Exercise aim >>
Would you return all of this data exactly, leaving nothing out?

Available data >>
◆ ◆ ◆ ◆ ◆ ◆ ◆
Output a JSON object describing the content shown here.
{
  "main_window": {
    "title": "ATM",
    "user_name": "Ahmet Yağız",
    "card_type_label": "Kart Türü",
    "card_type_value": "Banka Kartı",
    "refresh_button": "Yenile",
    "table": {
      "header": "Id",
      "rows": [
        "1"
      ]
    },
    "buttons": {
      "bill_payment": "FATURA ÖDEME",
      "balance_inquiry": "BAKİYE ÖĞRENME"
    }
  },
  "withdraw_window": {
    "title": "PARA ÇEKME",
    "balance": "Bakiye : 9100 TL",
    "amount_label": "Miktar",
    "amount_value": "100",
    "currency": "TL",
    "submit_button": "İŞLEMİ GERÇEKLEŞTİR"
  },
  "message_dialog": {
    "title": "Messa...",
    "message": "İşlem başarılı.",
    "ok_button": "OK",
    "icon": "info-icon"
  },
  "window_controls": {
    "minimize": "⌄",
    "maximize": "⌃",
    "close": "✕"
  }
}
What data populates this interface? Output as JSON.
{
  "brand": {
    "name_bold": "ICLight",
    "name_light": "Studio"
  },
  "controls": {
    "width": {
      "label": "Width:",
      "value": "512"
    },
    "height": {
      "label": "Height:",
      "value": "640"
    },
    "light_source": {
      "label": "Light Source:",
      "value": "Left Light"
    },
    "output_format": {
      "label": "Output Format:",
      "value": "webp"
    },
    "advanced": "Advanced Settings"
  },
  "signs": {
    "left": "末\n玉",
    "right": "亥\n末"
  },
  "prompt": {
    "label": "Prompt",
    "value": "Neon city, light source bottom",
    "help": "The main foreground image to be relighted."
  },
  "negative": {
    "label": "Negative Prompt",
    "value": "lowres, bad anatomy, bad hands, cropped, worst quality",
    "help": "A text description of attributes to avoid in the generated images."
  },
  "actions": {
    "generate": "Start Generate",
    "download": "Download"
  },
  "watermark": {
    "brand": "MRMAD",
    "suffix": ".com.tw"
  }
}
◆ ◆ ◆ ◆ ◆ ◆ ◆
Task solution >>
Output a JSON object describing the content shown here.
{
  "main_window": {
    "title": "ATM",
    "user_name": "Ahmet Yağız",
    "card_type_label": "Kart Türü",
    "card_type_value": "Banka Kartı",
    "refresh_button": "Yenile",
    "table": {
      "header": "Id",
      "rows": [
        "1"
      ]
    },
    "buttons": {
      "bill_payment": "FATURA ÖDEME",
      "balance_inquiry": "BAKİYE ÖĞRENME"
    }
  },
  "withdraw_window": {
    "title": "PARA ÇEKME",
    "balance": "Bakiye : 9100 TL",
    "amount_label": "Miktar",
    "amount_value": "100",
    "currency": "TL",
    "submit_button": "İŞLEMİ GERÇEKLEŞTİR"
  },
  "message_dialog": {
    "title": "Messa...",
    "message": "İşlem başarılı.",
    "ok_button": "OK",
    "icon": "info-icon"
  },
  "window_controls": {
    "minimize": "⌄",
    "maximize": "⌃",
    "close": "✕"
  }
}
What data populates this interface? Output as JSON.
{
  "brand": {
    "name_bold": "ICLight",
    "name_light": "Studio"
  },
  "controls": {
    "width": {
      "label": "Width:",
      "value": "512"
    },
    "height": {
      "label": "Height:",
      "value": "640"
    },
    "light_source": {
      "label": "Light Source:",
      "value": "Left Light"
    },
    "output_format": {
      "label": "Output Format:",
      "value": "webp"
    },
    "advanced": "Advanced Settings"
  },
  "signs": {
    "left": "末\n玉",
    "right": "亥\n末"
  },
  "prompt": {
    "label": "Prompt",
    "value": "Neon city, light source bottom",
    "help": "The main foreground image to be relighted."
  },
  "negative": {
    "label": "Negative Prompt",
    "value": "lowres, bad anatomy, bad hands, cropped, worst quality",
    "help": "A text description of attributes to avoid in the generated images."
  },
  "actions": {
    "generate": "Start Generate",
    "download": "Download"
  },
  "watermark": {
    "brand": "MRMAD",
    "suffix": ".com.tw"
  }
}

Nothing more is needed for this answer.